Exercise prompt
Among the records below, find each line containing the word "testa" and copy it.

::::::::::

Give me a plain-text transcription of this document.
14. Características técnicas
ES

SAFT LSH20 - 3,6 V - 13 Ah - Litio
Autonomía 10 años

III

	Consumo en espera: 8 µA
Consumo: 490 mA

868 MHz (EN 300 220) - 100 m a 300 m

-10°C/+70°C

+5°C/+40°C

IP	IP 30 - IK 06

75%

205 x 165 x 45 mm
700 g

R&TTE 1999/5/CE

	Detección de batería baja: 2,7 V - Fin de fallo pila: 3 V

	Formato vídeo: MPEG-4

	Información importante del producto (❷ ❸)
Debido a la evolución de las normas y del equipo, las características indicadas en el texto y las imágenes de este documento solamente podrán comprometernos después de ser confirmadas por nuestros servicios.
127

::::::::::

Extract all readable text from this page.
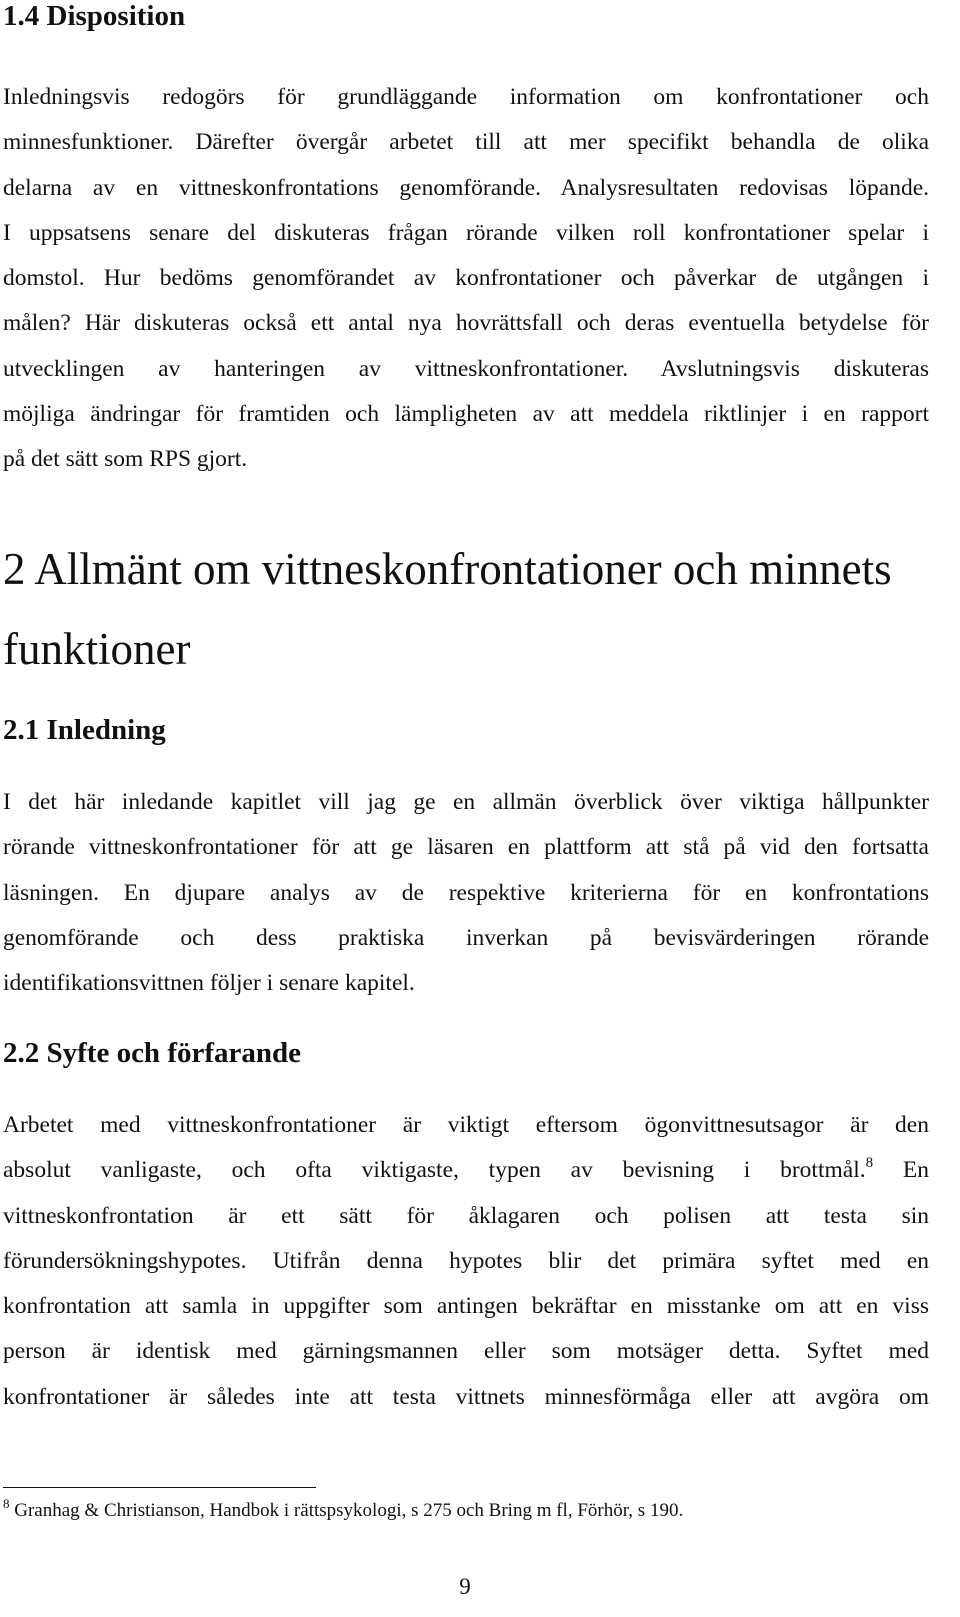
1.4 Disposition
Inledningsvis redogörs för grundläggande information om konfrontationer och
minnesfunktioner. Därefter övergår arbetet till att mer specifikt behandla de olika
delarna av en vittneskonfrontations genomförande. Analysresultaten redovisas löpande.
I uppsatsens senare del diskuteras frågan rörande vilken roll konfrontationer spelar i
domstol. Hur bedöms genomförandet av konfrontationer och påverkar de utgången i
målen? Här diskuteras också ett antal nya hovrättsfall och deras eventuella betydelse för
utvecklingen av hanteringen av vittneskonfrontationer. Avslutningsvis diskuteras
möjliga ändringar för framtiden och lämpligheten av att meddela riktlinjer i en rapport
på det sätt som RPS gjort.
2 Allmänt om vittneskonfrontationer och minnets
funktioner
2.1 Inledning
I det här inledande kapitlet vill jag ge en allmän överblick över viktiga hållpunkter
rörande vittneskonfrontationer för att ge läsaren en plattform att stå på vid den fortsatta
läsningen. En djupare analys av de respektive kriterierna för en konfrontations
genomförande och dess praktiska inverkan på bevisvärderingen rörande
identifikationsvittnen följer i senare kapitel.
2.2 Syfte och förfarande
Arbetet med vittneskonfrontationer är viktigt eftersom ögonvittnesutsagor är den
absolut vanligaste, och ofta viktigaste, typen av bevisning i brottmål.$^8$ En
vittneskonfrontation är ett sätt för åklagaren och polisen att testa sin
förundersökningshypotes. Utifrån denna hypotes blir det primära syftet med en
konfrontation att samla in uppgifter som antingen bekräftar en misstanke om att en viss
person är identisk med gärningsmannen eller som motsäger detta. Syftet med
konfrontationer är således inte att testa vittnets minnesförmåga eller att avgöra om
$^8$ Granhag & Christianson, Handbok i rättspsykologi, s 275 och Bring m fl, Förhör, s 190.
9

::::::::::

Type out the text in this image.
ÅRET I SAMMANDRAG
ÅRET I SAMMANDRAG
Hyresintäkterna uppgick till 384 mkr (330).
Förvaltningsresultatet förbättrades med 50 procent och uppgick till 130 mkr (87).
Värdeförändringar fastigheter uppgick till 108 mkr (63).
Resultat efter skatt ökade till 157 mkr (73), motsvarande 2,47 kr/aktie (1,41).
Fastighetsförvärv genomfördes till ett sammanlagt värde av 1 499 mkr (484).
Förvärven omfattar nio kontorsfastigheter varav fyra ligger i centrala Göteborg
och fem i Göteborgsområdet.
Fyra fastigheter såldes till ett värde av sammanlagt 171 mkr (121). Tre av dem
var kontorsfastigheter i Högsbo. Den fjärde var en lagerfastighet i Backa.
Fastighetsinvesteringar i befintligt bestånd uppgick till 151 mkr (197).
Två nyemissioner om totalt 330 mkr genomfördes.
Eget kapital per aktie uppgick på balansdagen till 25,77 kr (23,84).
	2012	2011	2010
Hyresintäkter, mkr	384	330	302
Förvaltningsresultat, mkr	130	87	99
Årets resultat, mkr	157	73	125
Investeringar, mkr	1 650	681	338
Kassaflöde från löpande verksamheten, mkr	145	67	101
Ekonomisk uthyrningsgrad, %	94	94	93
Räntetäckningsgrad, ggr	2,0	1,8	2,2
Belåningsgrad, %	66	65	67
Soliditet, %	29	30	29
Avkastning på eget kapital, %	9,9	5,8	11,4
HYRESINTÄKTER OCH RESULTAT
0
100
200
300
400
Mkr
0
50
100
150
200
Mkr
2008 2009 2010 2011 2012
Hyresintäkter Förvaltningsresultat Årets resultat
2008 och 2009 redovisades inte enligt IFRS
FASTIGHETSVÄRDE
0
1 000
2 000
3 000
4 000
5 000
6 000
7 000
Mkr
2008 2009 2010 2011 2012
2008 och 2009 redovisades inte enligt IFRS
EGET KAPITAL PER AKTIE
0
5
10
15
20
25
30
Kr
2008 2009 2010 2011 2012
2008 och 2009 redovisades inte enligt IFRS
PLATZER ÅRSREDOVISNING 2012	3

::::::::::

Solution for this problem
vittneskonfrontation är ett sätt för åklagaren och polisen att testa sin
konfrontationer är således inte att testa vittnets minnesförmåga eller att avgöra om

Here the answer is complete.